Copy each line that has the string "Ocorrências" somewhere in it.
-- begin Supplied records --
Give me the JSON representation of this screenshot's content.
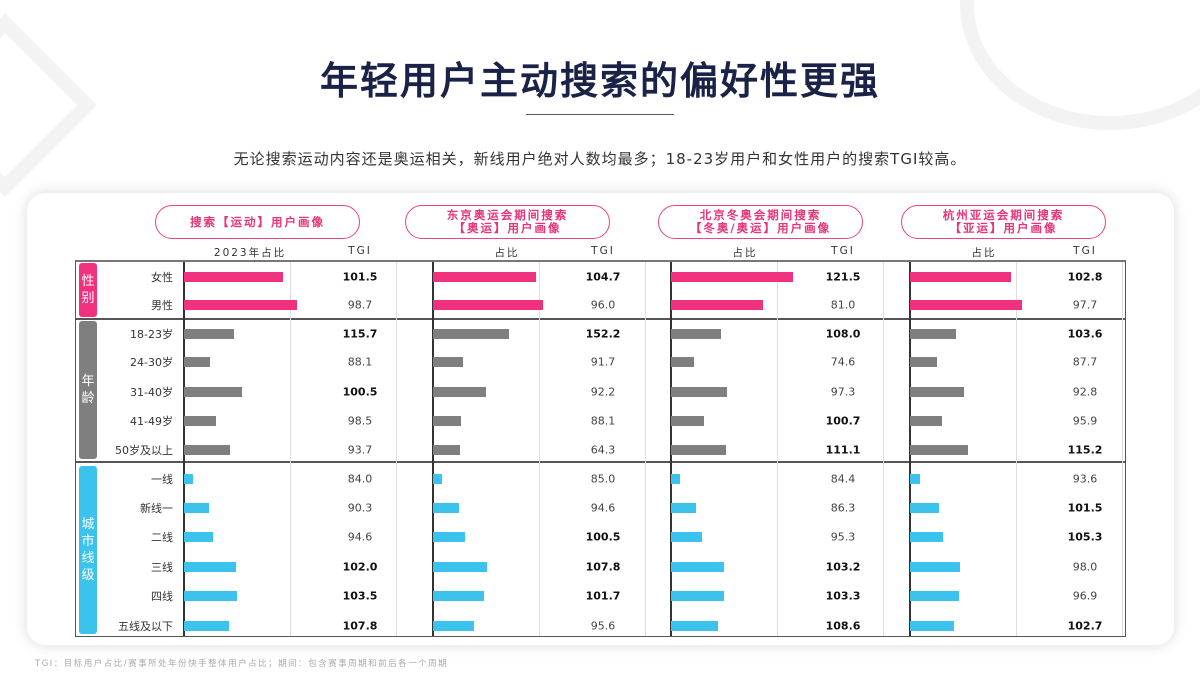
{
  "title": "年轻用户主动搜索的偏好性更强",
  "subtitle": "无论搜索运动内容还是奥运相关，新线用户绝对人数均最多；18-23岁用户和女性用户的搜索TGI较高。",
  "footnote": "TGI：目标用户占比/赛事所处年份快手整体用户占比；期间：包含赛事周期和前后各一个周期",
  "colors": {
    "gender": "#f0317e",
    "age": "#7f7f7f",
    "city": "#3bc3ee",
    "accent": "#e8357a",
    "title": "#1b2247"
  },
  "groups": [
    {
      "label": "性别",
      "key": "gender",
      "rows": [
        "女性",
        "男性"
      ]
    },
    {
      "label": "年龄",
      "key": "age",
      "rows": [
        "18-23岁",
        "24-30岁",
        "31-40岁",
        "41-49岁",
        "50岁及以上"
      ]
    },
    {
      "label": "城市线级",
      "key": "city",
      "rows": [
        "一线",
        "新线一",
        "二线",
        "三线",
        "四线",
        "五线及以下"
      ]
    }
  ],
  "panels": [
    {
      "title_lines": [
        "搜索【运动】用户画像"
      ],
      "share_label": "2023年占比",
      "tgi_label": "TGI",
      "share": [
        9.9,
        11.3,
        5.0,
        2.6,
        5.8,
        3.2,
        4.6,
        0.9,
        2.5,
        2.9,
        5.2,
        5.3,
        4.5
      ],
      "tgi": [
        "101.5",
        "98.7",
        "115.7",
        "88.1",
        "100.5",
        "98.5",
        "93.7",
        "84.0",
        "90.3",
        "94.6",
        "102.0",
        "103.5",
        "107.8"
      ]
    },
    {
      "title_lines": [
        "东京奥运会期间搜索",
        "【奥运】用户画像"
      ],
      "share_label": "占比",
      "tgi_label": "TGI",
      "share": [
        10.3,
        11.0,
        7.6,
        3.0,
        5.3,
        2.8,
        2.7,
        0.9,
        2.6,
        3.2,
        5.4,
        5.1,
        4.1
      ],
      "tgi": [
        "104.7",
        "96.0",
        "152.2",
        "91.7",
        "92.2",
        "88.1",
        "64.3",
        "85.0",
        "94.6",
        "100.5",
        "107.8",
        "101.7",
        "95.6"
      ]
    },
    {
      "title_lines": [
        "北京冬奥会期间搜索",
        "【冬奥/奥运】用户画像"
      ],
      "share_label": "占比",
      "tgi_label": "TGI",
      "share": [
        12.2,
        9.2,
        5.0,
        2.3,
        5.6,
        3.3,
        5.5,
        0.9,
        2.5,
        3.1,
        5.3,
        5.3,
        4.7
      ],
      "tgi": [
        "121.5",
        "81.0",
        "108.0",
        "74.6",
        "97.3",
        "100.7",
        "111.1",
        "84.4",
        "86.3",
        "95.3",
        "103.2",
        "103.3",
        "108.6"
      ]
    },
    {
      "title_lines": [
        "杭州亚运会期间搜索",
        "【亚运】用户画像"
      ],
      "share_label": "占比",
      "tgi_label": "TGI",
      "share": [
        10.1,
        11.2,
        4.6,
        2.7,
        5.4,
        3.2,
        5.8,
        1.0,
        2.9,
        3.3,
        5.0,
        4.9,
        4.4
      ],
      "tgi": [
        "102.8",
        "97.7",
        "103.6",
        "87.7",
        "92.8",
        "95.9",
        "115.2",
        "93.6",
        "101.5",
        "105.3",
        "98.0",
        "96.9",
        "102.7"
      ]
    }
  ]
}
-- end Supplied records --
-- begin Supplied records --
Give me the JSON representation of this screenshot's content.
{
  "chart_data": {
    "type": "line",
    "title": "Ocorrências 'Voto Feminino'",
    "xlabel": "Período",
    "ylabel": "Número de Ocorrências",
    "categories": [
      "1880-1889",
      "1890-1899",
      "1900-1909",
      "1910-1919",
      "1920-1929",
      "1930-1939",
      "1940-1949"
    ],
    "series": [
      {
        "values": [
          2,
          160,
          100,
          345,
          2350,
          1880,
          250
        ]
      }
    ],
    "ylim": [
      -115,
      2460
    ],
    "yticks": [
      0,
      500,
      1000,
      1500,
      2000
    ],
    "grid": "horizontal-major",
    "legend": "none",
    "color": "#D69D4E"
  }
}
-- end Supplied records --
Written response:
    "title": "Ocorrências 'Voto Feminino'",
    "ylabel": "Número de Ocorrências",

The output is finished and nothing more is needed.